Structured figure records
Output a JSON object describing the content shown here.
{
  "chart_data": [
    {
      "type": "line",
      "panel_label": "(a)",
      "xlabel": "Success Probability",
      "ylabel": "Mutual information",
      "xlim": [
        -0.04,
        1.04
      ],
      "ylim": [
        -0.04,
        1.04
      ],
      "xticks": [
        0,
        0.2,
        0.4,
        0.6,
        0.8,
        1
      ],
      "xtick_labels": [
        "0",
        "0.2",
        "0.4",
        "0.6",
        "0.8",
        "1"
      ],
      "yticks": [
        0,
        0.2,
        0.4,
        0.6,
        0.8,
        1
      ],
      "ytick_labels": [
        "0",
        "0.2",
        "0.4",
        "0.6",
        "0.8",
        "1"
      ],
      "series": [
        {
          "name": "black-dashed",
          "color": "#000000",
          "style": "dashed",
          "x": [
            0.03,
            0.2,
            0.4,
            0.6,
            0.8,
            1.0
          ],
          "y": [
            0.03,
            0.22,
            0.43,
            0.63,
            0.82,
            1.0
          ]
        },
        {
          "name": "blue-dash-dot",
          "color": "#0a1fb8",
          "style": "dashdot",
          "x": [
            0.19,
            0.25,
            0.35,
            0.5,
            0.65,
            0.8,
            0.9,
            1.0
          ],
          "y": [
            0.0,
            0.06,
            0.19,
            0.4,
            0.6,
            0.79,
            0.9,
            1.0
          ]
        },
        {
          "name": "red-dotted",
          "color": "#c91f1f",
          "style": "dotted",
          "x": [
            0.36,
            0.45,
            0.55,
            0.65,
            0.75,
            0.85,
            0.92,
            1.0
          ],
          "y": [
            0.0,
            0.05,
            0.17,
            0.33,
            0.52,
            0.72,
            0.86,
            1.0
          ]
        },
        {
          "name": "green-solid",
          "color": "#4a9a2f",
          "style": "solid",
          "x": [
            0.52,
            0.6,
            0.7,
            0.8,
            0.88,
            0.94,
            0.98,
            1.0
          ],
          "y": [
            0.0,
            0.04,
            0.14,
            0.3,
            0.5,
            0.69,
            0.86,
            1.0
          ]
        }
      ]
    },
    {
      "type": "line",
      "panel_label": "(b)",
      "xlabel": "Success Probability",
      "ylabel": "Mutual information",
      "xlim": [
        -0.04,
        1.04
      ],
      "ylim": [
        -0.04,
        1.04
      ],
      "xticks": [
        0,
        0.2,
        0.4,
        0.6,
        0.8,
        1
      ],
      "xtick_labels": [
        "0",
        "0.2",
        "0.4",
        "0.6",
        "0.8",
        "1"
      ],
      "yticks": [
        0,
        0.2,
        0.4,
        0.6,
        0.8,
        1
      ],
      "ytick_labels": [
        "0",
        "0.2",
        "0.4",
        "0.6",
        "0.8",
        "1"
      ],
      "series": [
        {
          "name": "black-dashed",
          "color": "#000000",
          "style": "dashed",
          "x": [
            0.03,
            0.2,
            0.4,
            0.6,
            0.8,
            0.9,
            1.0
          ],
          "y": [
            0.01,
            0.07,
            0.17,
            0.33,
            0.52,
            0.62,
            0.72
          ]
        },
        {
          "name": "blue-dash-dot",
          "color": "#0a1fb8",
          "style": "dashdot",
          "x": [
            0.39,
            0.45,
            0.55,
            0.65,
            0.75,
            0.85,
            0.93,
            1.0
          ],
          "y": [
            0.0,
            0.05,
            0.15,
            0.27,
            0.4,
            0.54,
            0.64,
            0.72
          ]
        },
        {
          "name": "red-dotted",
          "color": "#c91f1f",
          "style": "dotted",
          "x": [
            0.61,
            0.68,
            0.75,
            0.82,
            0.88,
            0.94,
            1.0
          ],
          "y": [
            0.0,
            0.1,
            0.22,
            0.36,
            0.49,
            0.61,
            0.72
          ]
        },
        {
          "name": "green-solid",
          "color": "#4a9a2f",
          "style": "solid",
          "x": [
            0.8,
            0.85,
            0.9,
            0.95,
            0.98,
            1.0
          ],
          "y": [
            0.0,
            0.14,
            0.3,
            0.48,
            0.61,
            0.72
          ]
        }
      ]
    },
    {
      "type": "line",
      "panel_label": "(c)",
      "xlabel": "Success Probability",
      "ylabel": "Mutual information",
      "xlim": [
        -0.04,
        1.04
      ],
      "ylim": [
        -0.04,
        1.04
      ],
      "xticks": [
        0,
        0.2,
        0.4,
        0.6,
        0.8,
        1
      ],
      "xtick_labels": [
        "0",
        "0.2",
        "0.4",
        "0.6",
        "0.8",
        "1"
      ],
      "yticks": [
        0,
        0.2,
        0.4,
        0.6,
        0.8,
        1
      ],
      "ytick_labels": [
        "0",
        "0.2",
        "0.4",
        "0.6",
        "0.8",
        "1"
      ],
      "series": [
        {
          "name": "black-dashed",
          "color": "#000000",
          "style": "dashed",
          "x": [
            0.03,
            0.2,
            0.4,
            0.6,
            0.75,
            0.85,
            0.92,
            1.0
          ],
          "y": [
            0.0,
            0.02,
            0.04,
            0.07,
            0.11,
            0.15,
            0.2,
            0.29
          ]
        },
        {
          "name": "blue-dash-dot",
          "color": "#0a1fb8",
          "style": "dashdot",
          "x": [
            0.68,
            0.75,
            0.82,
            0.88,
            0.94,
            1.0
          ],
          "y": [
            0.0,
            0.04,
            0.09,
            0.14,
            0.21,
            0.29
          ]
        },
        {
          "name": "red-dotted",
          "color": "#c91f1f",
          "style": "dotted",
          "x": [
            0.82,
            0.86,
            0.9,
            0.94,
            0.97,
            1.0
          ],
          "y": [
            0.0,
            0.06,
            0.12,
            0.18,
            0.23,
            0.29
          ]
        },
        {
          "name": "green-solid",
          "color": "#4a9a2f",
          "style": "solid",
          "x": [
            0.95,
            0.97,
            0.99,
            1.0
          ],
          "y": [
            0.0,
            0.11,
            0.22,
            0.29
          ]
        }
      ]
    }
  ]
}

**GOAL**
From the data above, extract every line in its exact form.

**ANSWER BELOW**
Output a JSON object describing the content shown here.
{
  "chart_data": [
    {
      "type": "line",
      "panel_label": "(a)",
      "xlabel": "Success Probability",
      "ylabel": "Mutual information",
      "xlim": [
        -0.04,
        1.04
      ],
      "ylim": [
        -0.04,
        1.04
      ],
      "xticks": [
        0,
        0.2,
        0.4,
        0.6,
        0.8,
        1
      ],
      "xtick_labels": [
        "0",
        "0.2",
        "0.4",
        "0.6",
        "0.8",
        "1"
      ],
      "yticks": [
        0,
        0.2,
        0.4,
        0.6,
        0.8,
        1
      ],
      "ytick_labels": [
        "0",
        "0.2",
        "0.4",
        "0.6",
        "0.8",
        "1"
      ],
      "series": [
        {
          "name": "black-dashed",
          "color": "#000000",
          "style": "dashed",
          "x": [
            0.03,
            0.2,
            0.4,
            0.6,
            0.8,
            1.0
          ],
          "y": [
            0.03,
            0.22,
            0.43,
            0.63,
            0.82,
            1.0
          ]
        },
        {
          "name": "blue-dash-dot",
          "color": "#0a1fb8",
          "style": "dashdot",
          "x": [
            0.19,
            0.25,
            0.35,
            0.5,
            0.65,
            0.8,
            0.9,
            1.0
          ],
          "y": [
            0.0,
            0.06,
            0.19,
            0.4,
            0.6,
            0.79,
            0.9,
            1.0
          ]
        },
        {
          "name": "red-dotted",
          "color": "#c91f1f",
          "style": "dotted",
          "x": [
            0.36,
            0.45,
            0.55,
            0.65,
            0.75,
            0.85,
            0.92,
            1.0
          ],
          "y": [
            0.0,
            0.05,
            0.17,
            0.33,
            0.52,
            0.72,
            0.86,
            1.0
          ]
        },
        {
          "name": "green-solid",
          "color": "#4a9a2f",
          "style": "solid",
          "x": [
            0.52,
            0.6,
            0.7,
            0.8,
            0.88,
            0.94,
            0.98,
            1.0
          ],
          "y": [
            0.0,
            0.04,
            0.14,
            0.3,
            0.5,
            0.69,
            0.86,
            1.0
          ]
        }
      ]
    },
    {
      "type": "line",
      "panel_label": "(b)",
      "xlabel": "Success Probability",
      "ylabel": "Mutual information",
      "xlim": [
        -0.04,
        1.04
      ],
      "ylim": [
        -0.04,
        1.04
      ],
      "xticks": [
        0,
        0.2,
        0.4,
        0.6,
        0.8,
        1
      ],
      "xtick_labels": [
        "0",
        "0.2",
        "0.4",
        "0.6",
        "0.8",
        "1"
      ],
      "yticks": [
        0,
        0.2,
        0.4,
        0.6,
        0.8,
        1
      ],
      "ytick_labels": [
        "0",
        "0.2",
        "0.4",
        "0.6",
        "0.8",
        "1"
      ],
      "series": [
        {
          "name": "black-dashed",
          "color": "#000000",
          "style": "dashed",
          "x": [
            0.03,
            0.2,
            0.4,
            0.6,
            0.8,
            0.9,
            1.0
          ],
          "y": [
            0.01,
            0.07,
            0.17,
            0.33,
            0.52,
            0.62,
            0.72
          ]
        },
        {
          "name": "blue-dash-dot",
          "color": "#0a1fb8",
          "style": "dashdot",
          "x": [
            0.39,
            0.45,
            0.55,
            0.65,
            0.75,
            0.85,
            0.93,
            1.0
          ],
          "y": [
            0.0,
            0.05,
            0.15,
            0.27,
            0.4,
            0.54,
            0.64,
            0.72
          ]
        },
        {
          "name": "red-dotted",
          "color": "#c91f1f",
          "style": "dotted",
          "x": [
            0.61,
            0.68,
            0.75,
            0.82,
            0.88,
            0.94,
            1.0
          ],
          "y": [
            0.0,
            0.1,
            0.22,
            0.36,
            0.49,
            0.61,
            0.72
          ]
        },
        {
          "name": "green-solid",
          "color": "#4a9a2f",
          "style": "solid",
          "x": [
            0.8,
            0.85,
            0.9,
            0.95,
            0.98,
            1.0
          ],
          "y": [
            0.0,
            0.14,
            0.3,
            0.48,
            0.61,
            0.72
          ]
        }
      ]
    },
    {
      "type": "line",
      "panel_label": "(c)",
      "xlabel": "Success Probability",
      "ylabel": "Mutual information",
      "xlim": [
        -0.04,
        1.04
      ],
      "ylim": [
        -0.04,
        1.04
      ],
      "xticks": [
        0,
        0.2,
        0.4,
        0.6,
        0.8,
        1
      ],
      "xtick_labels": [
        "0",
        "0.2",
        "0.4",
        "0.6",
        "0.8",
        "1"
      ],
      "yticks": [
        0,
        0.2,
        0.4,
        0.6,
        0.8,
        1
      ],
      "ytick_labels": [
        "0",
        "0.2",
        "0.4",
        "0.6",
        "0.8",
        "1"
      ],
      "series": [
        {
          "name": "black-dashed",
          "color": "#000000",
          "style": "dashed",
          "x": [
            0.03,
            0.2,
            0.4,
            0.6,
            0.75,
            0.85,
            0.92,
            1.0
          ],
          "y": [
            0.0,
            0.02,
            0.04,
            0.07,
            0.11,
            0.15,
            0.2,
            0.29
          ]
        },
        {
          "name": "blue-dash-dot",
          "color": "#0a1fb8",
          "style": "dashdot",
          "x": [
            0.68,
            0.75,
            0.82,
            0.88,
            0.94,
            1.0
          ],
          "y": [
            0.0,
            0.04,
            0.09,
            0.14,
            0.21,
            0.29
          ]
        },
        {
          "name": "red-dotted",
          "color": "#c91f1f",
          "style": "dotted",
          "x": [
            0.82,
            0.86,
            0.9,
            0.94,
            0.97,
            1.0
          ],
          "y": [
            0.0,
            0.06,
            0.12,
            0.18,
            0.23,
            0.29
          ]
        },
        {
          "name": "green-solid",
          "color": "#4a9a2f",
          "style": "solid",
          "x": [
            0.95,
            0.97,
            0.99,
            1.0
          ],
          "y": [
            0.0,
            0.11,
            0.22,
            0.29
          ]
        }
      ]
    }
  ]
}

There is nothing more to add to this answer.